Instructions to follow
Output every entry exactly as written, but omit the pictures.
-- begin --
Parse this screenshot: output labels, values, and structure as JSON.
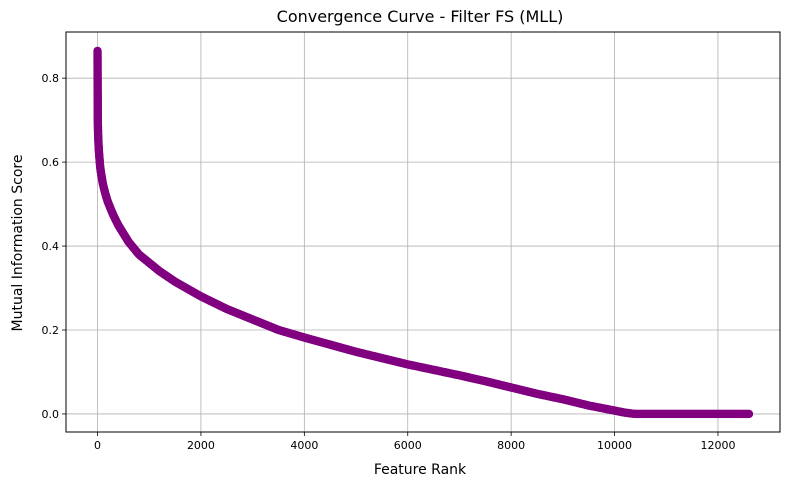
{
  "chart_data": {
    "type": "line",
    "title": "Convergence Curve - Filter FS (MLL)",
    "xlabel": "Feature Rank",
    "ylabel": "Mutual Information Score",
    "xlim": [
      -610,
      13200
    ],
    "ylim": [
      -0.043,
      0.91
    ],
    "xticks": [
      0,
      2000,
      4000,
      6000,
      8000,
      10000,
      12000
    ],
    "xtick_labels": [
      "0",
      "2000",
      "4000",
      "6000",
      "8000",
      "10000",
      "12000"
    ],
    "yticks": [
      0.0,
      0.2,
      0.4,
      0.6,
      0.8
    ],
    "ytick_labels": [
      "0.0",
      "0.2",
      "0.4",
      "0.6",
      "0.8"
    ],
    "grid": true,
    "color": "#800080",
    "marker": "circle",
    "series": [
      {
        "x": [
          0,
          1,
          2,
          3,
          4,
          5,
          8,
          10,
          15,
          20,
          30,
          40,
          50,
          60,
          80,
          100,
          150,
          200,
          250,
          300,
          400,
          500,
          600,
          800,
          1000,
          1200,
          1500,
          2000,
          2500,
          3000,
          3500,
          4000,
          4500,
          5000,
          5500,
          6000,
          6500,
          7000,
          7500,
          8000,
          8500,
          9000,
          9500,
          10000,
          10200,
          10400,
          10600,
          11000,
          11500,
          12000,
          12400,
          12600
        ],
        "y": [
          0.865,
          0.81,
          0.785,
          0.755,
          0.745,
          0.7,
          0.685,
          0.67,
          0.655,
          0.64,
          0.62,
          0.605,
          0.59,
          0.58,
          0.565,
          0.55,
          0.525,
          0.505,
          0.49,
          0.475,
          0.45,
          0.43,
          0.41,
          0.38,
          0.36,
          0.34,
          0.315,
          0.28,
          0.25,
          0.225,
          0.2,
          0.182,
          0.165,
          0.148,
          0.133,
          0.118,
          0.105,
          0.092,
          0.078,
          0.063,
          0.048,
          0.035,
          0.02,
          0.008,
          0.003,
          0.0,
          0.0,
          0.0,
          0.0,
          0.0,
          0.0,
          0.0
        ]
      }
    ]
  }
}
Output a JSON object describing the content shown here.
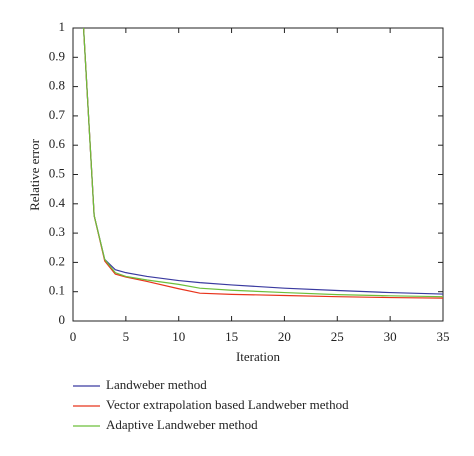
{
  "chart_data": {
    "type": "line",
    "x_label": "Iteration",
    "y_label": "Relative error",
    "x": [
      1,
      2,
      3,
      4,
      5,
      7,
      10,
      12,
      15,
      20,
      25,
      30,
      35
    ],
    "series": [
      {
        "name": "Landweber method",
        "color": "#3a3aa0",
        "values": [
          1,
          0.36,
          0.21,
          0.175,
          0.165,
          0.152,
          0.138,
          0.131,
          0.123,
          0.112,
          0.104,
          0.097,
          0.092
        ]
      },
      {
        "name": "Vector extrapolation based Landweber method",
        "color": "#e8341c",
        "values": [
          1,
          0.36,
          0.205,
          0.16,
          0.15,
          0.135,
          0.11,
          0.095,
          0.091,
          0.087,
          0.083,
          0.08,
          0.078
        ]
      },
      {
        "name": "Adaptive Landweber method",
        "color": "#6cbf3a",
        "values": [
          1,
          0.36,
          0.21,
          0.165,
          0.152,
          0.14,
          0.125,
          0.112,
          0.105,
          0.097,
          0.09,
          0.086,
          0.083
        ]
      }
    ],
    "xlim": [
      0,
      35
    ],
    "ylim": [
      0,
      1
    ],
    "xticks": [
      0,
      5,
      10,
      15,
      20,
      25,
      30,
      35
    ],
    "yticks": [
      0,
      0.1,
      0.2,
      0.3,
      0.4,
      0.5,
      0.6,
      0.7,
      0.8,
      0.9,
      1
    ],
    "grid": false,
    "legend": "bottom"
  }
}
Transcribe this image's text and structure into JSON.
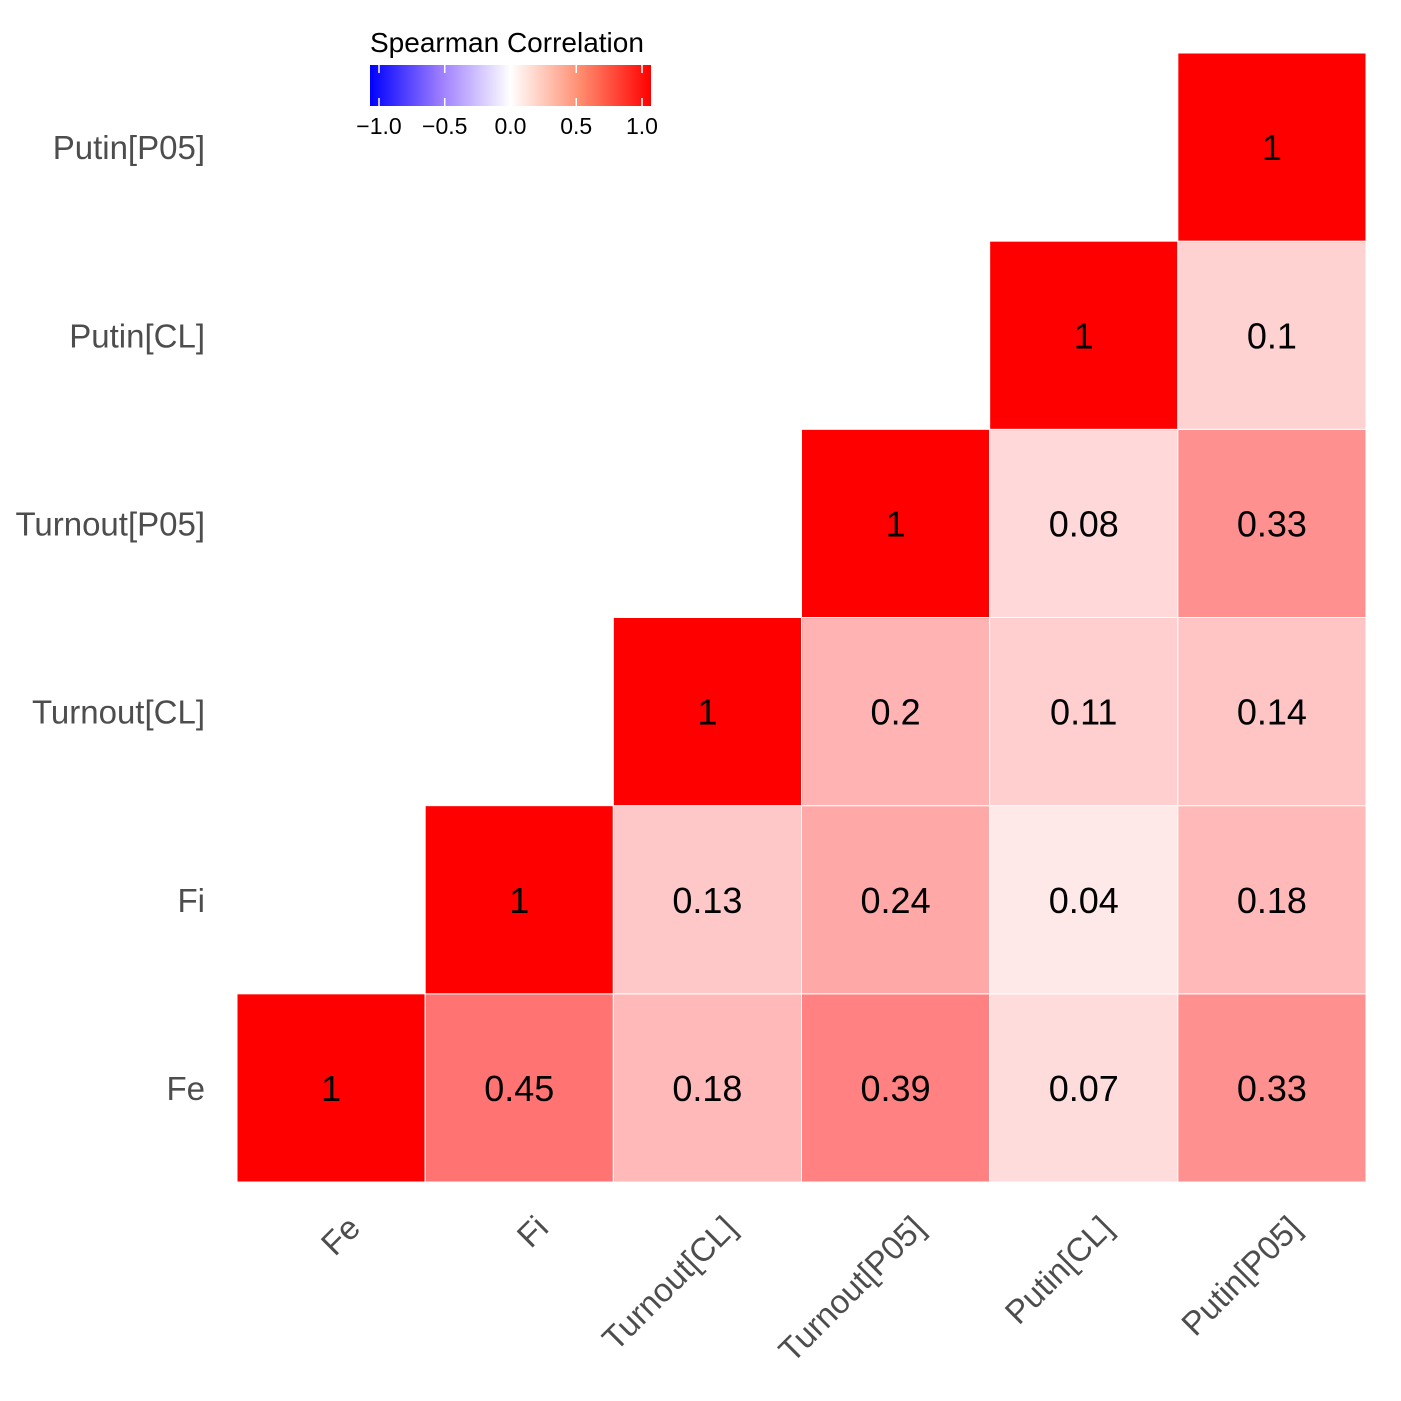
{
  "chart_data": {
    "type": "heatmap",
    "variables": [
      "Fe",
      "Fi",
      "Turnout[CL]",
      "Turnout[P05]",
      "Putin[CL]",
      "Putin[P05]"
    ],
    "values": [
      [
        1,
        null,
        null,
        null,
        null,
        null
      ],
      [
        0.45,
        1,
        null,
        null,
        null,
        null
      ],
      [
        0.18,
        0.13,
        1,
        null,
        null,
        null
      ],
      [
        0.39,
        0.24,
        0.2,
        1,
        null,
        null
      ],
      [
        0.07,
        0.04,
        0.11,
        0.08,
        1,
        null
      ],
      [
        0.33,
        0.18,
        0.14,
        0.33,
        0.1,
        1
      ]
    ],
    "cell_labels": [
      [
        "1",
        "",
        "",
        "",
        "",
        ""
      ],
      [
        "0.45",
        "1",
        "",
        "",
        "",
        ""
      ],
      [
        "0.18",
        "0.13",
        "1",
        "",
        "",
        ""
      ],
      [
        "0.39",
        "0.24",
        "0.2",
        "1",
        "",
        ""
      ],
      [
        "0.07",
        "0.04",
        "0.11",
        "0.08",
        "1",
        ""
      ],
      [
        "0.33",
        "0.18",
        "0.14",
        "0.33",
        "0.1",
        "1"
      ]
    ],
    "legend": {
      "title": "Spearman Correlation",
      "range": [
        -1,
        1
      ],
      "ticks": [
        -1,
        -0.5,
        0,
        0.5,
        1
      ],
      "tick_labels": [
        "−1.0",
        "−0.5",
        "0.0",
        "0.5",
        "1.0"
      ],
      "low_color": "#0000ff",
      "mid_color": "#ffffff",
      "high_color": "#ff0000",
      "placement": "top-left"
    },
    "colors": {
      "tick_label": "#4d4d4d",
      "cell_text": "#000000",
      "grid": "#ffffff"
    }
  }
}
-- end --
Task response
Parse this screenshot: output labels, values, and structure as JSON.
{
  "chart_data": {
    "type": "line",
    "title": "Convergence Curve - Filter FS (MLL)",
    "xlabel": "Feature Rank",
    "ylabel": "Mutual Information Score",
    "xlim": [
      -610,
      13200
    ],
    "ylim": [
      -0.043,
      0.91
    ],
    "xticks": [
      0,
      2000,
      4000,
      6000,
      8000,
      10000,
      12000
    ],
    "xtick_labels": [
      "0",
      "2000",
      "4000",
      "6000",
      "8000",
      "10000",
      "12000"
    ],
    "yticks": [
      0.0,
      0.2,
      0.4,
      0.6,
      0.8
    ],
    "ytick_labels": [
      "0.0",
      "0.2",
      "0.4",
      "0.6",
      "0.8"
    ],
    "grid": true,
    "color": "#800080",
    "marker": "circle",
    "series": [
      {
        "x": [
          0,
          1,
          2,
          3,
          4,
          5,
          8,
          10,
          15,
          20,
          30,
          40,
          50,
          60,
          80,
          100,
          150,
          200,
          250,
          300,
          400,
          500,
          600,
          800,
          1000,
          1200,
          1500,
          2000,
          2500,
          3000,
          3500,
          4000,
          4500,
          5000,
          5500,
          6000,
          6500,
          7000,
          7500,
          8000,
          8500,
          9000,
          9500,
          10000,
          10200,
          10400,
          10600,
          11000,
          11500,
          12000,
          12400,
          12600
        ],
        "y": [
          0.865,
          0.81,
          0.785,
          0.755,
          0.745,
          0.7,
          0.685,
          0.67,
          0.655,
          0.64,
          0.62,
          0.605,
          0.59,
          0.58,
          0.565,
          0.55,
          0.525,
          0.505,
          0.49,
          0.475,
          0.45,
          0.43,
          0.41,
          0.38,
          0.36,
          0.34,
          0.315,
          0.28,
          0.25,
          0.225,
          0.2,
          0.182,
          0.165,
          0.148,
          0.133,
          0.118,
          0.105,
          0.092,
          0.078,
          0.063,
          0.048,
          0.035,
          0.02,
          0.008,
          0.003,
          0.0,
          0.0,
          0.0,
          0.0,
          0.0,
          0.0,
          0.0
        ]
      }
    ]
  }
}
Output a JSON object describing the content shown here.
{
  "chart_data": {
    "type": "line",
    "x_label": "Iteration",
    "y_label": "Relative error",
    "x": [
      1,
      2,
      3,
      4,
      5,
      7,
      10,
      12,
      15,
      20,
      25,
      30,
      35
    ],
    "series": [
      {
        "name": "Landweber method",
        "color": "#3a3aa0",
        "values": [
          1,
          0.36,
          0.21,
          0.175,
          0.165,
          0.152,
          0.138,
          0.131,
          0.123,
          0.112,
          0.104,
          0.097,
          0.092
        ]
      },
      {
        "name": "Vector extrapolation based Landweber method",
        "color": "#e8341c",
        "values": [
          1,
          0.36,
          0.205,
          0.16,
          0.15,
          0.135,
          0.11,
          0.095,
          0.091,
          0.087,
          0.083,
          0.08,
          0.078
        ]
      },
      {
        "name": "Adaptive Landweber method",
        "color": "#6cbf3a",
        "values": [
          1,
          0.36,
          0.21,
          0.165,
          0.152,
          0.14,
          0.125,
          0.112,
          0.105,
          0.097,
          0.09,
          0.086,
          0.083
        ]
      }
    ],
    "xlim": [
      0,
      35
    ],
    "ylim": [
      0,
      1
    ],
    "xticks": [
      0,
      5,
      10,
      15,
      20,
      25,
      30,
      35
    ],
    "yticks": [
      0,
      0.1,
      0.2,
      0.3,
      0.4,
      0.5,
      0.6,
      0.7,
      0.8,
      0.9,
      1
    ],
    "grid": false,
    "legend": "bottom"
  }
}
Transcribe this image's text and structure into JSON.
{
  "chart_data": {
    "type": "heatmap",
    "variables": [
      "Fe",
      "Fi",
      "Turnout[CL]",
      "Turnout[P05]",
      "Putin[CL]",
      "Putin[P05]"
    ],
    "values": [
      [
        1,
        null,
        null,
        null,
        null,
        null
      ],
      [
        0.45,
        1,
        null,
        null,
        null,
        null
      ],
      [
        0.18,
        0.13,
        1,
        null,
        null,
        null
      ],
      [
        0.39,
        0.24,
        0.2,
        1,
        null,
        null
      ],
      [
        0.07,
        0.04,
        0.11,
        0.08,
        1,
        null
      ],
      [
        0.33,
        0.18,
        0.14,
        0.33,
        0.1,
        1
      ]
    ],
    "cell_labels": [
      [
        "1",
        "",
        "",
        "",
        "",
        ""
      ],
      [
        "0.45",
        "1",
        "",
        "",
        "",
        ""
      ],
      [
        "0.18",
        "0.13",
        "1",
        "",
        "",
        ""
      ],
      [
        "0.39",
        "0.24",
        "0.2",
        "1",
        "",
        ""
      ],
      [
        "0.07",
        "0.04",
        "0.11",
        "0.08",
        "1",
        ""
      ],
      [
        "0.33",
        "0.18",
        "0.14",
        "0.33",
        "0.1",
        "1"
      ]
    ],
    "legend": {
      "title": "Spearman Correlation",
      "range": [
        -1,
        1
      ],
      "ticks": [
        -1,
        -0.5,
        0,
        0.5,
        1
      ],
      "tick_labels": [
        "−1.0",
        "−0.5",
        "0.0",
        "0.5",
        "1.0"
      ],
      "low_color": "#0000ff",
      "mid_color": "#ffffff",
      "high_color": "#ff0000",
      "placement": "top-left"
    },
    "colors": {
      "tick_label": "#4d4d4d",
      "cell_text": "#000000",
      "grid": "#ffffff"
    }
  }
}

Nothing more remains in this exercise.